* [What the task asks]
All records must be quoted exactly. Omit the pictures.

- - - -

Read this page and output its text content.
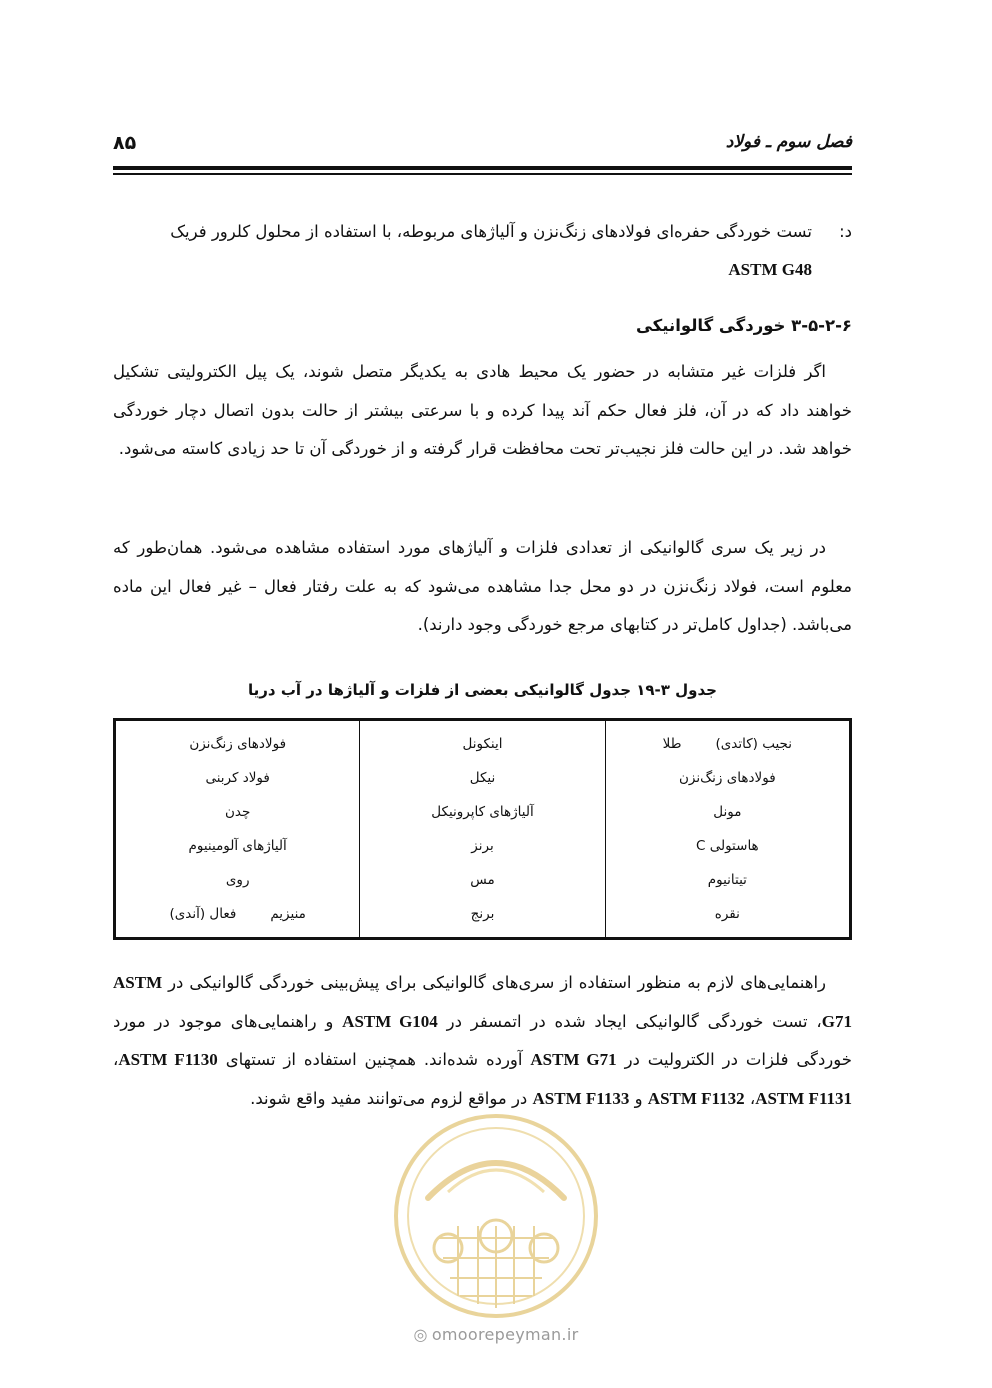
فصل سوم ـ فولاد
۸۵
د:
تست خوردگی حفره‌ای فولادهای زنگ‌نزن و آلیاژهای مربوطه، با استفاده از محلول کلرور فریک
ASTM G48
۳-۵-۲-۶ خوردگی گالوانیکی

اگر فلزات غیر متشابه در حضور یک محیط هادی به یکدیگر متصل شوند، یک پیل الکترولیتی تشکیل خواهند داد که در آن، فلز فعال حکم آند پیدا کرده و با سرعتی بیشتر از حالت بدون اتصال دچار خوردگی خواهد شد. در این حالت فلز نجیب‌تر تحت محافظت قرار گرفته و از خوردگی آن تا حد زیادی کاسته می‌شود.

در زیر یک سری گالوانیکی از تعدادی فلزات و آلیاژهای مورد استفاده مشاهده می‌شود. همان‌طور که معلوم است، فولاد زنگ‌نزن در دو محل جدا مشاهده می‌شود که به علت رفتار فعال – غیر فعال این ماده می‌باشد. (جداول کامل‌تر در کتابهای مرجع خوردگی وجود دارند).

جدول ۳-۱۹ جدول گالوانیکی بعضی از فلزات و آلیاژها در آب دریا
نجیب (کاتدی)طلا	اینکونل	فولادهای زنگ‌نزن
فولادهای زنگ‌نزن	نیکل	فولاد کربنی
مونل	آلیاژهای کاپرونیکل	چدن
هاستولی C	برنز	آلیاژهای آلومینیوم
تیتانیوم	مس	روی
نقره	برنج	منیزیمفعال (آندی)

راهنمایی‌های لازم به منظور استفاده از سری‌های گالوانیکی برای پیش‌بینی خوردگی گالوانیکی در ASTM G71، تست خوردگی گالوانیکی ایجاد شده در اتمسفر در ASTM G104 و راهنمایی‌های موجود در مورد خوردگی فلزات در الکترولیت در ASTM G71 آورده شده‌اند. همچنین استفاده از تستهای ASTM F1130، ASTM F1131، ASTM F1132 و ASTM F1133 در مواقع لزوم می‌توانند مفید واقع شوند.

◎ omoorepeyman.ir
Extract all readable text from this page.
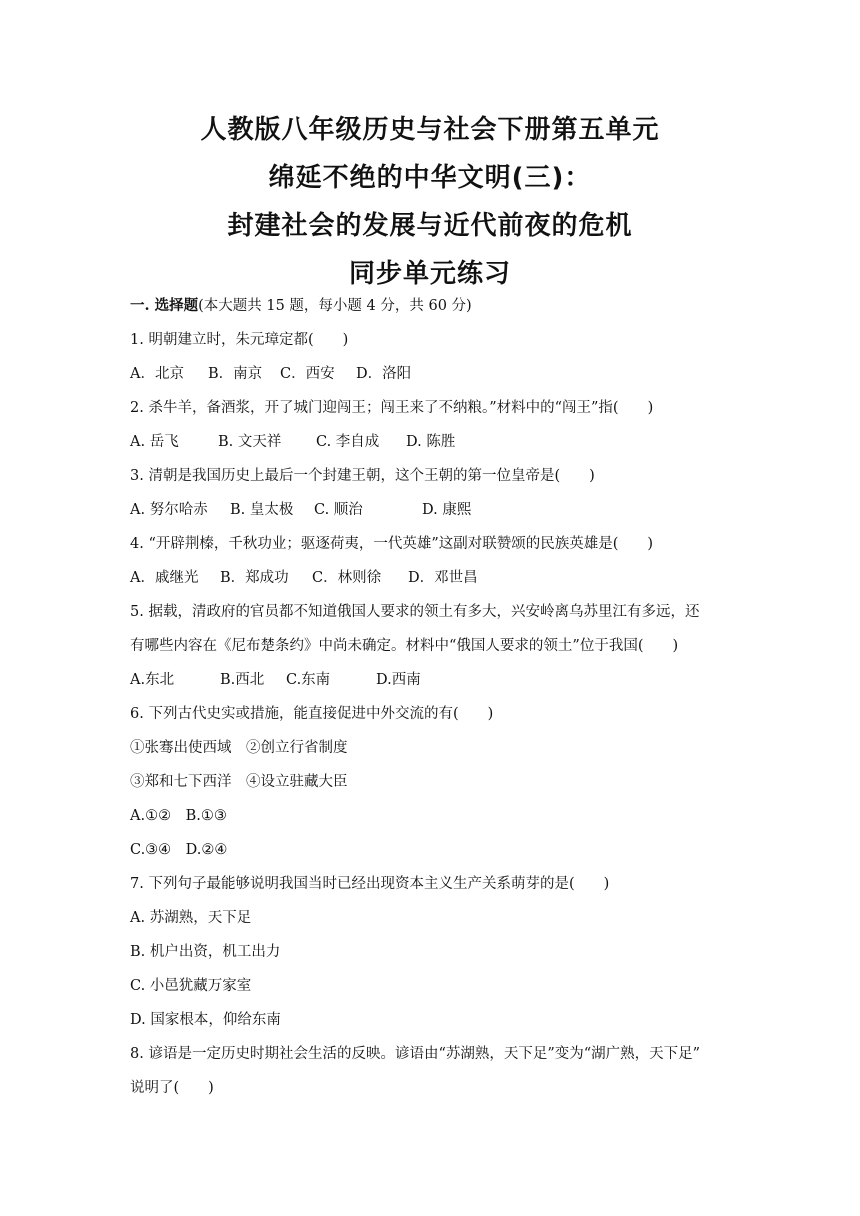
人教版八年级历史与社会下册第五单元
绵延不绝的中华文明(三)：
封建社会的发展与近代前夜的危机
同步单元练习
一. 选择题(本大题共 15 题，每小题 4 分，共 60 分)
1. 明朝建立时，朱元璋定都(　　)
A．北京 B．南京 C．西安 D．洛阳
2. 杀牛羊，备酒浆，开了城门迎闯王；闯王来了不纳粮。”材料中的“闯王”指(　　)
A. 岳飞	B. 文天祥 C. 李自成 D. 陈胜
3. 清朝是我国历史上最后一个封建王朝，这个王朝的第一位皇帝是(　　)
A. 努尔哈赤 B. 皇太极 C. 顺治	D. 康熙
4. “开辟荆榛，千秋功业；驱逐荷夷，一代英雄”这副对联赞颂的民族英雄是(　　)
A．戚继光 B．郑成功 C．林则徐 D．邓世昌
5. 据载，清政府的官员都不知道俄国人要求的领土有多大，兴安岭离乌苏里江有多远，还
有哪些内容在《尼布楚条约》中尚未确定。材料中“俄国人要求的领土”位于我国(　　)
A.东北	B.西北 C.东南	D.西南
6. 下列古代史实或措施，能直接促进中外交流的有(　　)
①张骞出使西域　②创立行省制度
③郑和七下西洋　④设立驻藏大臣
A.①②　B.①③
C.③④　D.②④
7. 下列句子最能够说明我国当时已经出现资本主义生产关系萌芽的是(　　)
A. 苏湖熟，天下足
B. 机户出资，机工出力
C. 小邑犹藏万家室
D. 国家根本，仰给东南
8. 谚语是一定历史时期社会生活的反映。谚语由“苏湖熟，天下足”变为“湖广熟，天下足”
说明了(　　)
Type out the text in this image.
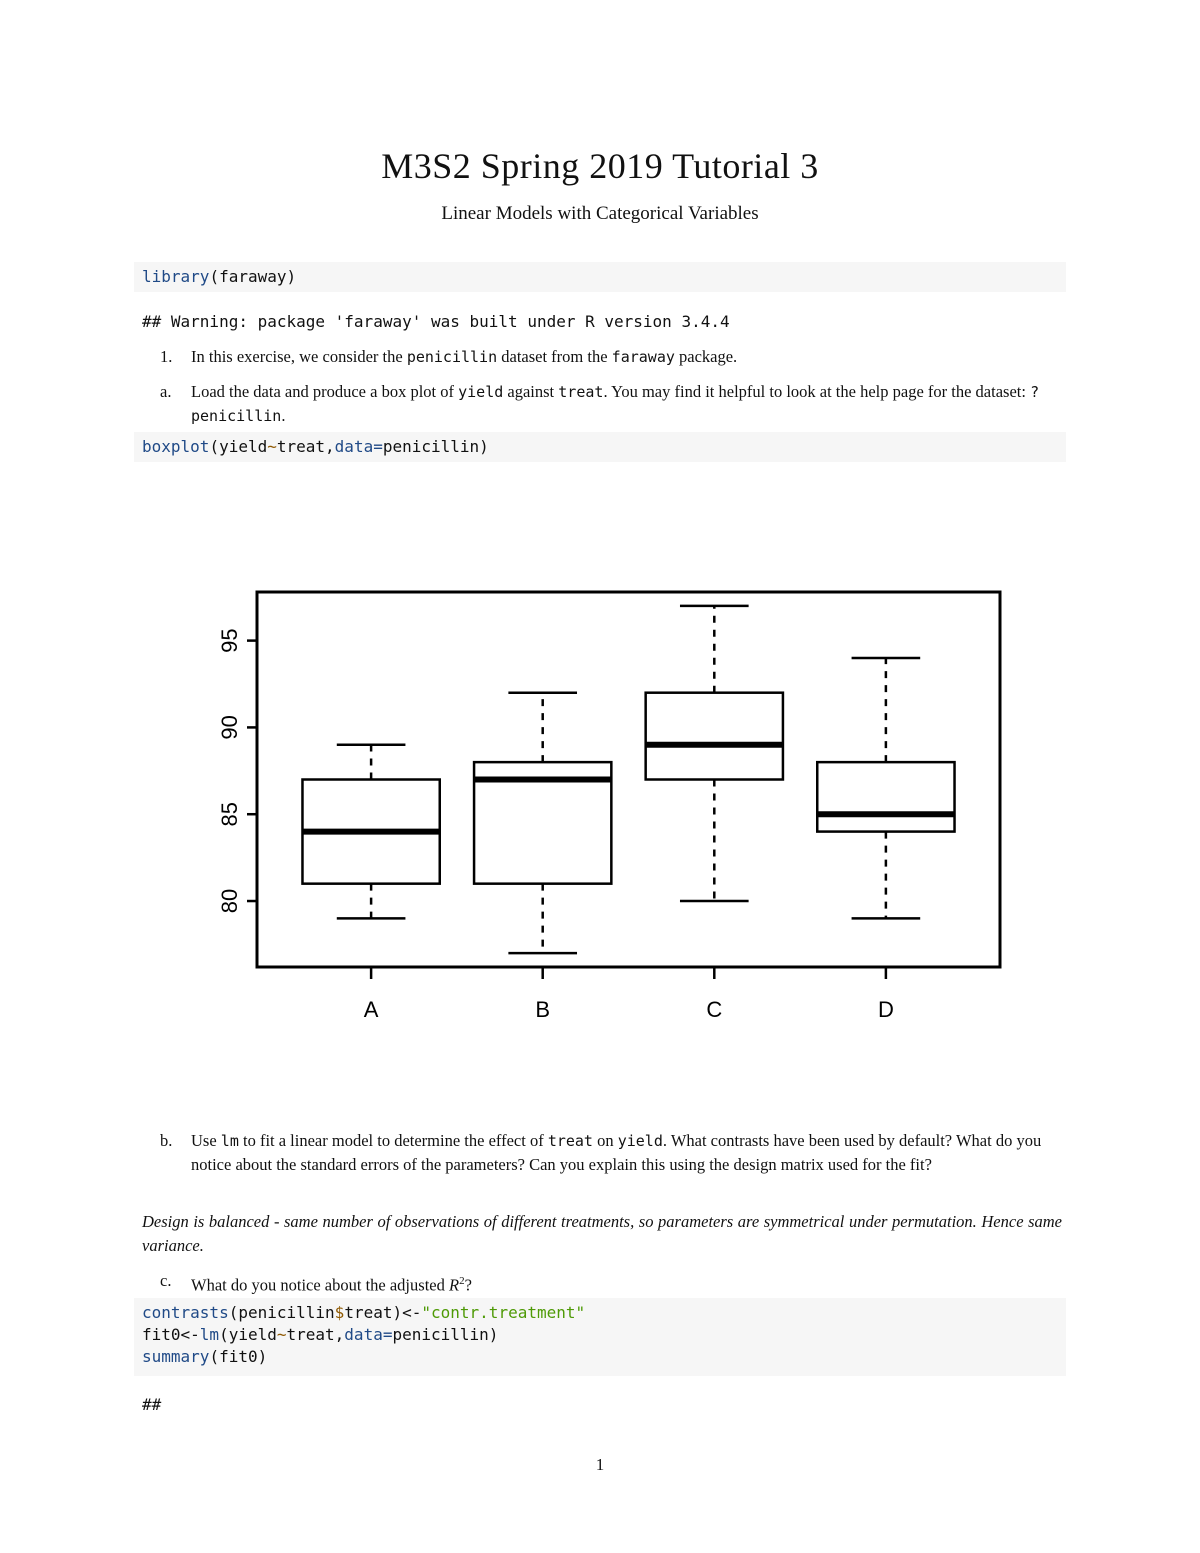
M3S2 Spring 2019 Tutorial 3
Linear Models with Categorical Variables
library(faraway)
## Warning: package 'faraway' was built under R version 3.4.4
1.	In this exercise, we consider the penicillin dataset from the faraway package.
a.	Load the data and produce a box plot of yield against treat. You may find it helpful to look at the help page for the dataset: ?penicillin.
boxplot(yield~treat,data=penicillin)
80
85
90
95
A	B	C	D
b.	Use lm to fit a linear model to determine the effect of treat on yield. What contrasts have been used by default? What do you notice about the standard errors of the parameters? Can you explain this using the design matrix used for the fit?
Design is balanced - same number of observations of different treatments, so parameters are symmetrical under permutation. Hence same variance.
c.	What do you notice about the adjusted $R^2$?
contrasts(penicillin$treat)<-"contr.treatment"
fit0<-lm(yield~treat,data=penicillin)
summary(fit0)
##
1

- - - -

* [The response]
Read this page and output its text content.
فصل سوم ـ فولاد
۸۵
د:
تست خوردگی حفره‌ای فولادهای زنگ‌نزن و آلیاژهای مربوطه، با استفاده از محلول کلرور فریک
ASTM G48
۳-۵-۲-۶ خوردگی گالوانیکی

اگر فلزات غیر متشابه در حضور یک محیط هادی به یکدیگر متصل شوند، یک پیل الکترولیتی تشکیل خواهند داد که در آن، فلز فعال حکم آند پیدا کرده و با سرعتی بیشتر از حالت بدون اتصال دچار خوردگی خواهد شد. در این حالت فلز نجیب‌تر تحت محافظت قرار گرفته و از خوردگی آن تا حد زیادی کاسته می‌شود.

در زیر یک سری گالوانیکی از تعدادی فلزات و آلیاژهای مورد استفاده مشاهده می‌شود. همان‌طور که معلوم است، فولاد زنگ‌نزن در دو محل جدا مشاهده می‌شود که به علت رفتار فعال – غیر فعال این ماده می‌باشد. (جداول کامل‌تر در کتابهای مرجع خوردگی وجود دارند).

جدول ۳-۱۹ جدول گالوانیکی بعضی از فلزات و آلیاژها در آب دریا
نجیب (کاتدی)طلا	اینکونل	فولادهای زنگ‌نزن
فولادهای زنگ‌نزن	نیکل	فولاد کربنی
مونل	آلیاژهای کاپرونیکل	چدن
هاستولی C	برنز	آلیاژهای آلومینیوم
تیتانیوم	مس	روی
نقره	برنج	منیزیمفعال (آندی)

راهنمایی‌های لازم به منظور استفاده از سری‌های گالوانیکی برای پیش‌بینی خوردگی گالوانیکی در ASTM G71، تست خوردگی گالوانیکی ایجاد شده در اتمسفر در ASTM G104 و راهنمایی‌های موجود در مورد خوردگی فلزات در الکترولیت در ASTM G71 آورده شده‌اند. همچنین استفاده از تستهای ASTM F1130، ASTM F1131، ASTM F1132 و ASTM F1133 در مواقع لزوم می‌توانند مفید واقع شوند.

◎ omoorepeyman.ir
Extract all readable text from this page.
人教版八年级历史与社会下册第五单元
绵延不绝的中华文明(三)：
封建社会的发展与近代前夜的危机
同步单元练习
一. 选择题(本大题共 15 题，每小题 4 分，共 60 分)
1. 明朝建立时，朱元璋定都(　　)
A．北京 B．南京 C．西安 D．洛阳
2. 杀牛羊，备酒浆，开了城门迎闯王；闯王来了不纳粮。”材料中的“闯王”指(　　)
A. 岳飞	B. 文天祥 C. 李自成 D. 陈胜
3. 清朝是我国历史上最后一个封建王朝，这个王朝的第一位皇帝是(　　)
A. 努尔哈赤 B. 皇太极 C. 顺治	D. 康熙
4. “开辟荆榛，千秋功业；驱逐荷夷，一代英雄”这副对联赞颂的民族英雄是(　　)
A．戚继光 B．郑成功 C．林则徐 D．邓世昌
5. 据载，清政府的官员都不知道俄国人要求的领土有多大，兴安岭离乌苏里江有多远，还
有哪些内容在《尼布楚条约》中尚未确定。材料中“俄国人要求的领土”位于我国(　　)
A.东北	B.西北 C.东南	D.西南
6. 下列古代史实或措施，能直接促进中外交流的有(　　)
①张骞出使西域　②创立行省制度
③郑和七下西洋　④设立驻藏大臣
A.①②　B.①③
C.③④　D.②④
7. 下列句子最能够说明我国当时已经出现资本主义生产关系萌芽的是(　　)
A. 苏湖熟，天下足
B. 机户出资，机工出力
C. 小邑犹藏万家室
D. 国家根本，仰给东南
8. 谚语是一定历史时期社会生活的反映。谚语由“苏湖熟，天下足”变为“湖广熟，天下足”
说明了(　　)
Type out the text in this image.
M3S2 Spring 2019 Tutorial 3
Linear Models with Categorical Variables
library(faraway)
## Warning: package 'faraway' was built under R version 3.4.4
1.	In this exercise, we consider the penicillin dataset from the faraway package.
a.	Load the data and produce a box plot of yield against treat. You may find it helpful to look at the help page for the dataset: ?penicillin.
boxplot(yield~treat,data=penicillin)
80
85
90
95
A	B	C	D
b.	Use lm to fit a linear model to determine the effect of treat on yield. What contrasts have been used by default? What do you notice about the standard errors of the parameters? Can you explain this using the design matrix used for the fit?
Design is balanced - same number of observations of different treatments, so parameters are symmetrical under permutation. Hence same variance.
c.	What do you notice about the adjusted $R^2$?
contrasts(penicillin$treat)<-"contr.treatment"
fit0<-lm(yield~treat,data=penicillin)
summary(fit0)
##
1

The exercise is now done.